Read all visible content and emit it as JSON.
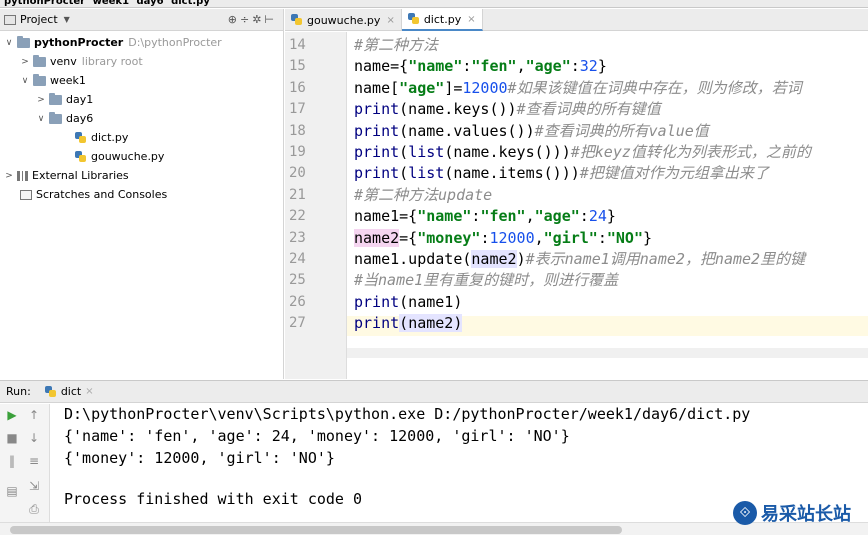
{
  "breadcrumb": [
    "pythonProcter",
    "week1",
    "day6",
    "dict.py"
  ],
  "project_panel": {
    "title": "Project",
    "tree": [
      {
        "label": "pythonProcter",
        "extra": "D:\\pythonProcter",
        "toggle": "∨"
      },
      {
        "label": "venv",
        "extra": "library root",
        "toggle": ">"
      },
      {
        "label": "week1",
        "extra": "",
        "toggle": "∨"
      },
      {
        "label": "day1",
        "extra": "",
        "toggle": ">"
      },
      {
        "label": "day6",
        "extra": "",
        "toggle": "∨"
      },
      {
        "label": "dict.py",
        "extra": "",
        "toggle": ""
      },
      {
        "label": "gouwuche.py",
        "extra": "",
        "toggle": ""
      },
      {
        "label": "External Libraries",
        "extra": "",
        "toggle": ">"
      },
      {
        "label": "Scratches and Consoles",
        "extra": "",
        "toggle": ""
      }
    ]
  },
  "editor": {
    "tabs": [
      {
        "label": "gouwuche.py",
        "active": false
      },
      {
        "label": "dict.py",
        "active": true
      }
    ],
    "line_numbers": [
      "14",
      "15",
      "16",
      "17",
      "18",
      "19",
      "20",
      "21",
      "22",
      "23",
      "24",
      "25",
      "26",
      "27"
    ],
    "lines": [
      [
        {
          "t": "#第二种方法",
          "k": "c"
        }
      ],
      [
        {
          "t": "name={",
          "k": ""
        },
        {
          "t": "\"name\"",
          "k": "s"
        },
        {
          "t": ":",
          "k": ""
        },
        {
          "t": "\"fen\"",
          "k": "s"
        },
        {
          "t": ",",
          "k": ""
        },
        {
          "t": "\"age\"",
          "k": "s"
        },
        {
          "t": ":",
          "k": ""
        },
        {
          "t": "32",
          "k": "n"
        },
        {
          "t": "}",
          "k": ""
        }
      ],
      [
        {
          "t": "name[",
          "k": ""
        },
        {
          "t": "\"age\"",
          "k": "s"
        },
        {
          "t": "]=",
          "k": ""
        },
        {
          "t": "12000",
          "k": "n"
        },
        {
          "t": "#如果该键值在词典中存在，则为修改，若词",
          "k": "c"
        }
      ],
      [
        {
          "t": "print",
          "k": "f"
        },
        {
          "t": "(name.keys())",
          "k": ""
        },
        {
          "t": "#查看词典的所有键值",
          "k": "c"
        }
      ],
      [
        {
          "t": "print",
          "k": "f"
        },
        {
          "t": "(name.values())",
          "k": ""
        },
        {
          "t": "#查看词典的所有value值",
          "k": "c"
        }
      ],
      [
        {
          "t": "print",
          "k": "f"
        },
        {
          "t": "(",
          "k": ""
        },
        {
          "t": "list",
          "k": "f"
        },
        {
          "t": "(name.keys()))",
          "k": ""
        },
        {
          "t": "#把keyz值转化为列表形式，之前的",
          "k": "c"
        }
      ],
      [
        {
          "t": "print",
          "k": "f"
        },
        {
          "t": "(",
          "k": ""
        },
        {
          "t": "list",
          "k": "f"
        },
        {
          "t": "(name.items()))",
          "k": ""
        },
        {
          "t": "#把键值对作为元组拿出来了",
          "k": "c"
        }
      ],
      [
        {
          "t": "#第二种方法update",
          "k": "c"
        }
      ],
      [
        {
          "t": "name1={",
          "k": ""
        },
        {
          "t": "\"name\"",
          "k": "s"
        },
        {
          "t": ":",
          "k": ""
        },
        {
          "t": "\"fen\"",
          "k": "s"
        },
        {
          "t": ",",
          "k": ""
        },
        {
          "t": "\"age\"",
          "k": "s"
        },
        {
          "t": ":",
          "k": ""
        },
        {
          "t": "24",
          "k": "n"
        },
        {
          "t": "}",
          "k": ""
        }
      ],
      [
        {
          "t": "name2",
          "k": "hl2"
        },
        {
          "t": "={",
          "k": ""
        },
        {
          "t": "\"money\"",
          "k": "s"
        },
        {
          "t": ":",
          "k": ""
        },
        {
          "t": "12000",
          "k": "n"
        },
        {
          "t": ",",
          "k": ""
        },
        {
          "t": "\"girl\"",
          "k": "s"
        },
        {
          "t": ":",
          "k": ""
        },
        {
          "t": "\"NO\"",
          "k": "s"
        },
        {
          "t": "}",
          "k": ""
        }
      ],
      [
        {
          "t": "name1.update(",
          "k": ""
        },
        {
          "t": "name2",
          "k": "hl"
        },
        {
          "t": ")",
          "k": ""
        },
        {
          "t": "#表示name1调用name2，把name2里的键",
          "k": "c"
        }
      ],
      [
        {
          "t": "#当name1里有重复的键时，则进行覆盖",
          "k": "c"
        }
      ],
      [
        {
          "t": "print",
          "k": "f"
        },
        {
          "t": "(name1)",
          "k": ""
        }
      ],
      [
        {
          "t": "print",
          "k": "f"
        },
        {
          "t": "(",
          "k": "hl"
        },
        {
          "t": "name2",
          "k": "hl"
        },
        {
          "t": ")",
          "k": "hl"
        }
      ]
    ]
  },
  "run_panel": {
    "label": "Run:",
    "tab": "dict",
    "output": [
      "D:\\pythonProcter\\venv\\Scripts\\python.exe D:/pythonProcter/week1/day6/dict.py",
      "{'name': 'fen', 'age': 24, 'money': 12000, 'girl': 'NO'}",
      "{'money': 12000, 'girl': 'NO'}",
      "",
      "Process finished with exit code 0"
    ]
  },
  "watermark": "易采站长站"
}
*-*-*
Without including any pictures, output all the entries above exactly.

Read all visible content and emit it as JSON.
{
  "breadcrumb": [
    "pythonProcter",
    "week1",
    "day6",
    "dict.py"
  ],
  "project_panel": {
    "title": "Project",
    "tree": [
      {
        "label": "pythonProcter",
        "extra": "D:\\pythonProcter",
        "toggle": "∨"
      },
      {
        "label": "venv",
        "extra": "library root",
        "toggle": ">"
      },
      {
        "label": "week1",
        "extra": "",
        "toggle": "∨"
      },
      {
        "label": "day1",
        "extra": "",
        "toggle": ">"
      },
      {
        "label": "day6",
        "extra": "",
        "toggle": "∨"
      },
      {
        "label": "dict.py",
        "extra": "",
        "toggle": ""
      },
      {
        "label": "gouwuche.py",
        "extra": "",
        "toggle": ""
      },
      {
        "label": "External Libraries",
        "extra": "",
        "toggle": ">"
      },
      {
        "label": "Scratches and Consoles",
        "extra": "",
        "toggle": ""
      }
    ]
  },
  "editor": {
    "tabs": [
      {
        "label": "gouwuche.py",
        "active": false
      },
      {
        "label": "dict.py",
        "active": true
      }
    ],
    "line_numbers": [
      "14",
      "15",
      "16",
      "17",
      "18",
      "19",
      "20",
      "21",
      "22",
      "23",
      "24",
      "25",
      "26",
      "27"
    ],
    "lines": [
      [
        {
          "t": "#第二种方法",
          "k": "c"
        }
      ],
      [
        {
          "t": "name={",
          "k": ""
        },
        {
          "t": "\"name\"",
          "k": "s"
        },
        {
          "t": ":",
          "k": ""
        },
        {
          "t": "\"fen\"",
          "k": "s"
        },
        {
          "t": ",",
          "k": ""
        },
        {
          "t": "\"age\"",
          "k": "s"
        },
        {
          "t": ":",
          "k": ""
        },
        {
          "t": "32",
          "k": "n"
        },
        {
          "t": "}",
          "k": ""
        }
      ],
      [
        {
          "t": "name[",
          "k": ""
        },
        {
          "t": "\"age\"",
          "k": "s"
        },
        {
          "t": "]=",
          "k": ""
        },
        {
          "t": "12000",
          "k": "n"
        },
        {
          "t": "#如果该键值在词典中存在，则为修改，若词",
          "k": "c"
        }
      ],
      [
        {
          "t": "print",
          "k": "f"
        },
        {
          "t": "(name.keys())",
          "k": ""
        },
        {
          "t": "#查看词典的所有键值",
          "k": "c"
        }
      ],
      [
        {
          "t": "print",
          "k": "f"
        },
        {
          "t": "(name.values())",
          "k": ""
        },
        {
          "t": "#查看词典的所有value值",
          "k": "c"
        }
      ],
      [
        {
          "t": "print",
          "k": "f"
        },
        {
          "t": "(",
          "k": ""
        },
        {
          "t": "list",
          "k": "f"
        },
        {
          "t": "(name.keys()))",
          "k": ""
        },
        {
          "t": "#把keyz值转化为列表形式，之前的",
          "k": "c"
        }
      ],
      [
        {
          "t": "print",
          "k": "f"
        },
        {
          "t": "(",
          "k": ""
        },
        {
          "t": "list",
          "k": "f"
        },
        {
          "t": "(name.items()))",
          "k": ""
        },
        {
          "t": "#把键值对作为元组拿出来了",
          "k": "c"
        }
      ],
      [
        {
          "t": "#第二种方法update",
          "k": "c"
        }
      ],
      [
        {
          "t": "name1={",
          "k": ""
        },
        {
          "t": "\"name\"",
          "k": "s"
        },
        {
          "t": ":",
          "k": ""
        },
        {
          "t": "\"fen\"",
          "k": "s"
        },
        {
          "t": ",",
          "k": ""
        },
        {
          "t": "\"age\"",
          "k": "s"
        },
        {
          "t": ":",
          "k": ""
        },
        {
          "t": "24",
          "k": "n"
        },
        {
          "t": "}",
          "k": ""
        }
      ],
      [
        {
          "t": "name2",
          "k": "hl2"
        },
        {
          "t": "={",
          "k": ""
        },
        {
          "t": "\"money\"",
          "k": "s"
        },
        {
          "t": ":",
          "k": ""
        },
        {
          "t": "12000",
          "k": "n"
        },
        {
          "t": ",",
          "k": ""
        },
        {
          "t": "\"girl\"",
          "k": "s"
        },
        {
          "t": ":",
          "k": ""
        },
        {
          "t": "\"NO\"",
          "k": "s"
        },
        {
          "t": "}",
          "k": ""
        }
      ],
      [
        {
          "t": "name1.update(",
          "k": ""
        },
        {
          "t": "name2",
          "k": "hl"
        },
        {
          "t": ")",
          "k": ""
        },
        {
          "t": "#表示name1调用name2，把name2里的键",
          "k": "c"
        }
      ],
      [
        {
          "t": "#当name1里有重复的键时，则进行覆盖",
          "k": "c"
        }
      ],
      [
        {
          "t": "print",
          "k": "f"
        },
        {
          "t": "(name1)",
          "k": ""
        }
      ],
      [
        {
          "t": "print",
          "k": "f"
        },
        {
          "t": "(",
          "k": "hl"
        },
        {
          "t": "name2",
          "k": "hl"
        },
        {
          "t": ")",
          "k": "hl"
        }
      ]
    ]
  },
  "run_panel": {
    "label": "Run:",
    "tab": "dict",
    "output": [
      "D:\\pythonProcter\\venv\\Scripts\\python.exe D:/pythonProcter/week1/day6/dict.py",
      "{'name': 'fen', 'age': 24, 'money': 12000, 'girl': 'NO'}",
      "{'money': 12000, 'girl': 'NO'}",
      "",
      "Process finished with exit code 0"
    ]
  },
  "watermark": "易采站长站"
}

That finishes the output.